▸ **Written exercise**:
Output every line below without omitting or altering anything.

* BEGIN Stored records *

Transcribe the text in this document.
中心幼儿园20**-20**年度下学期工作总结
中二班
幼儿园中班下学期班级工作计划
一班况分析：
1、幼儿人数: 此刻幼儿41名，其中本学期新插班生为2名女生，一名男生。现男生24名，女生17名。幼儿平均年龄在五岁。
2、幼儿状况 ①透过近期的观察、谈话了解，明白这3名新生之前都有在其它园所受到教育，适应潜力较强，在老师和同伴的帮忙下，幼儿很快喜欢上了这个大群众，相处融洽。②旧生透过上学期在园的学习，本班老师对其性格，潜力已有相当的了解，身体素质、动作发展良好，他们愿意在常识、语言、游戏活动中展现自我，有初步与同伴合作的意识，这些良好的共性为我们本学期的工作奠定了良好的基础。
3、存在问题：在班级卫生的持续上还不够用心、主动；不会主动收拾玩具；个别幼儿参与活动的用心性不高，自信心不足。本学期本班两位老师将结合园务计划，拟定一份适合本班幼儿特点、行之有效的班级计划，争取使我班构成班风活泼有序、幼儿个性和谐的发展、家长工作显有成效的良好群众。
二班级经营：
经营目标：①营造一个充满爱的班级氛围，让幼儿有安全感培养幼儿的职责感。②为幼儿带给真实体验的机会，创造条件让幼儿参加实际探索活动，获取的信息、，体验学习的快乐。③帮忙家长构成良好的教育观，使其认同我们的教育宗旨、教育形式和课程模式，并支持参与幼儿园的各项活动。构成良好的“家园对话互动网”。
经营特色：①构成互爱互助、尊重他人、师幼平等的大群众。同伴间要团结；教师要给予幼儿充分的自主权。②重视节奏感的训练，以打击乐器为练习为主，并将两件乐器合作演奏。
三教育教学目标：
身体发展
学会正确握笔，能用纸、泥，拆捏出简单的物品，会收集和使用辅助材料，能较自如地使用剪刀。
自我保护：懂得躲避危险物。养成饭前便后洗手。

* END Stored records *

▸ **Task solution**:
Transcribe the text in this document.
中心幼儿园20**-20**年度下学期工作总结
中二班
幼儿园中班下学期班级工作计划
一班况分析：
1、幼儿人数: 此刻幼儿41名，其中本学期新插班生为2名女生，一名男生。现男生24名，女生17名。幼儿平均年龄在五岁。
2、幼儿状况 ①透过近期的观察、谈话了解，明白这3名新生之前都有在其它园所受到教育，适应潜力较强，在老师和同伴的帮忙下，幼儿很快喜欢上了这个大群众，相处融洽。②旧生透过上学期在园的学习，本班老师对其性格，潜力已有相当的了解，身体素质、动作发展良好，他们愿意在常识、语言、游戏活动中展现自我，有初步与同伴合作的意识，这些良好的共性为我们本学期的工作奠定了良好的基础。
3、存在问题：在班级卫生的持续上还不够用心、主动；不会主动收拾玩具；个别幼儿参与活动的用心性不高，自信心不足。本学期本班两位老师将结合园务计划，拟定一份适合本班幼儿特点、行之有效的班级计划，争取使我班构成班风活泼有序、幼儿个性和谐的发展、家长工作显有成效的良好群众。
二班级经营：
经营目标：①营造一个充满爱的班级氛围，让幼儿有安全感培养幼儿的职责感。②为幼儿带给真实体验的机会，创造条件让幼儿参加实际探索活动，获取的信息、，体验学习的快乐。③帮忙家长构成良好的教育观，使其认同我们的教育宗旨、教育形式和课程模式，并支持参与幼儿园的各项活动。构成良好的“家园对话互动网”。
经营特色：①构成互爱互助、尊重他人、师幼平等的大群众。同伴间要团结；教师要给予幼儿充分的自主权。②重视节奏感的训练，以打击乐器为练习为主，并将两件乐器合作演奏。
三教育教学目标：
身体发展
学会正确握笔，能用纸、泥，拆捏出简单的物品，会收集和使用辅助材料，能较自如地使用剪刀。
自我保护：懂得躲避危险物。养成饭前便后洗手。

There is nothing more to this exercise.